--- start of DATA EXTRACT ---

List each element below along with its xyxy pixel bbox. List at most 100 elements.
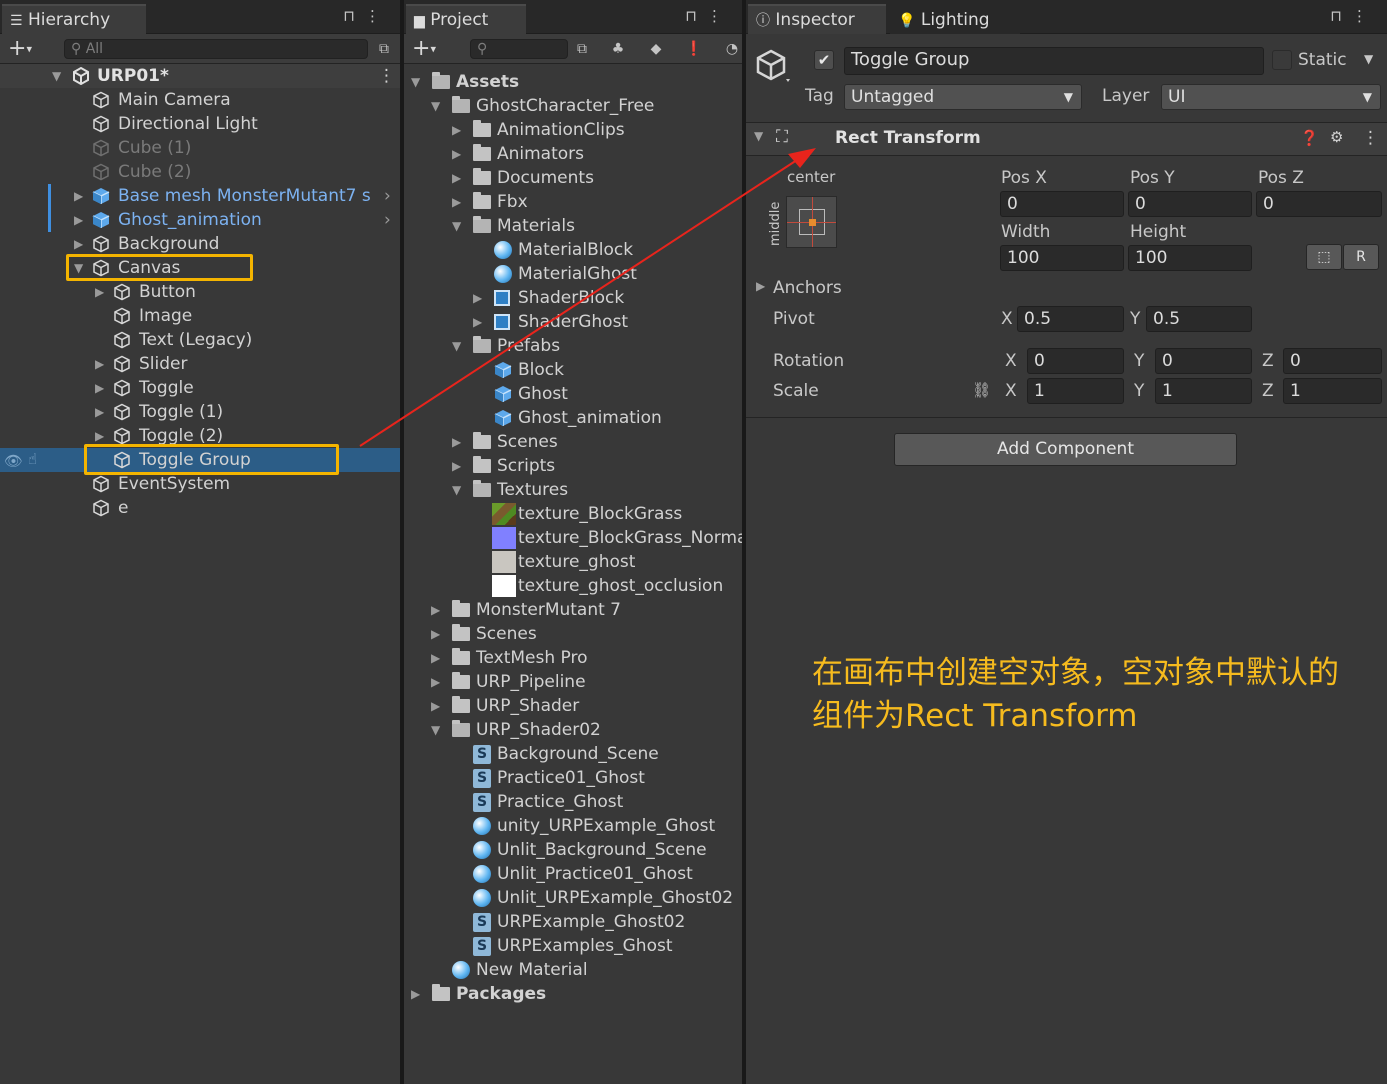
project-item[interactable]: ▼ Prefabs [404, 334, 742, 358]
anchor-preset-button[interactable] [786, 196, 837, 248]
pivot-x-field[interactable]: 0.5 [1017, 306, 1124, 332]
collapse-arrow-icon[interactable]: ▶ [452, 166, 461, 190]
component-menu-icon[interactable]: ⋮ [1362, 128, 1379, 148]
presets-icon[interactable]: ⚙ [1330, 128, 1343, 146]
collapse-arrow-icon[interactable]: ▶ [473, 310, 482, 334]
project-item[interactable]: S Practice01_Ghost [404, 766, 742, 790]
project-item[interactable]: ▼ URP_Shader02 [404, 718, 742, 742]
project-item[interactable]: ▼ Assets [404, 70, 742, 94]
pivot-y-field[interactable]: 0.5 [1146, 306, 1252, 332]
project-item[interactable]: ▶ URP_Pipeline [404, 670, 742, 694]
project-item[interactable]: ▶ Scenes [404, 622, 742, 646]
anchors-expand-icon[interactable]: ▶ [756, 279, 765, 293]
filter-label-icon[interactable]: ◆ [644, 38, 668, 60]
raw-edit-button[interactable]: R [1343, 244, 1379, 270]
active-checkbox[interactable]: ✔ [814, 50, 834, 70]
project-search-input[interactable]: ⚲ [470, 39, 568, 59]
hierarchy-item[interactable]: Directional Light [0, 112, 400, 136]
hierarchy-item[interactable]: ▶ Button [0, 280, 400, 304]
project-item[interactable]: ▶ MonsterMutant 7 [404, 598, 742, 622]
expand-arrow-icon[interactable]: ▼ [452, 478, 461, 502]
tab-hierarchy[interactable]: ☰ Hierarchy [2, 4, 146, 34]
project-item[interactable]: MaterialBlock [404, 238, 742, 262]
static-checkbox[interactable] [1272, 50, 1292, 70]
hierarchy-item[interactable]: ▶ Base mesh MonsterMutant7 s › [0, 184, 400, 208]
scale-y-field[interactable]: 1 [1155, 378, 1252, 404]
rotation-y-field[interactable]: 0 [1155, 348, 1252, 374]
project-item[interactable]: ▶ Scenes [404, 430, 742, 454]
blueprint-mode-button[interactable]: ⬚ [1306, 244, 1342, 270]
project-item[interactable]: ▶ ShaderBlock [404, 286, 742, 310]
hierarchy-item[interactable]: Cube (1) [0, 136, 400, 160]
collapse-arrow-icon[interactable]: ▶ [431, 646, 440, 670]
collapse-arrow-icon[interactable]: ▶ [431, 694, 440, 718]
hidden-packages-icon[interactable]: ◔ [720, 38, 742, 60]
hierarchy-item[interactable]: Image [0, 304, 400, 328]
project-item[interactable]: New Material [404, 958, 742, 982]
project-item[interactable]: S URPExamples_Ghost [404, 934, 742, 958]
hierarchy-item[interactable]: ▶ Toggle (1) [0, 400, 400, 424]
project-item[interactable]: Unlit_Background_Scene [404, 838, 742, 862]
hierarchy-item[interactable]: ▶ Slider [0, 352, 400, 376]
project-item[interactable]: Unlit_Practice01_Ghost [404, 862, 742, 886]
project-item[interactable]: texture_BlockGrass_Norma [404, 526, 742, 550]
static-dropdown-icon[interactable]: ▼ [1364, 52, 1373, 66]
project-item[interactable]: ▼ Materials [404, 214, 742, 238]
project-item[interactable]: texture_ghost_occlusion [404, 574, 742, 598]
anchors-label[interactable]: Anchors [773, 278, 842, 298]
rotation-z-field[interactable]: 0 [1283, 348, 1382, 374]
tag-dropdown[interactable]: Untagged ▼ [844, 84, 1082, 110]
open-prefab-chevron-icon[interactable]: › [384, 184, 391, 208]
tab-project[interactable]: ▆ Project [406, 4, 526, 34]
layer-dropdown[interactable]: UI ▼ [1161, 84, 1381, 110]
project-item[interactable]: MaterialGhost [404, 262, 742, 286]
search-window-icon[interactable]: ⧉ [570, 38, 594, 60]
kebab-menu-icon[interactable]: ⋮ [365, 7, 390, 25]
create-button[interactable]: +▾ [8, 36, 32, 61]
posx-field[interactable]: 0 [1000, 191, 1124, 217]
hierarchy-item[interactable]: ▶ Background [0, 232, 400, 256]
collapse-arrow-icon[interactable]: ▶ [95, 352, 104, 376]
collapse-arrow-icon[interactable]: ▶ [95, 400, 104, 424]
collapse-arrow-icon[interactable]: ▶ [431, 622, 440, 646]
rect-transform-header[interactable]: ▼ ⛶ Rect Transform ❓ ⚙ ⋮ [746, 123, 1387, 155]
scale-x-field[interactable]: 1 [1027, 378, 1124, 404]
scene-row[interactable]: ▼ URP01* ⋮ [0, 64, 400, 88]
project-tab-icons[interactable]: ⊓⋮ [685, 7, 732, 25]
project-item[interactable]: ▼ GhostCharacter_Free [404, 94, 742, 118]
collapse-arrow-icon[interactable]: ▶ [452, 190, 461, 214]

--- end of DATA EXTRACT ---

Repeat the lines above from the one with "project-item[interactable]: ▼ Prefabs" through the one with "collapse-arrow-icon[interactable]: ▶ [452, 166, 461, 190]", both ends included, and nothing else.

* FINISHED EXERCISE:
project-item[interactable]: ▼ Prefabs [404, 334, 742, 358]
anchor-preset-button[interactable] [786, 196, 837, 248]
pivot-x-field[interactable]: 0.5 [1017, 306, 1124, 332]
collapse-arrow-icon[interactable]: ▶ [452, 166, 461, 190]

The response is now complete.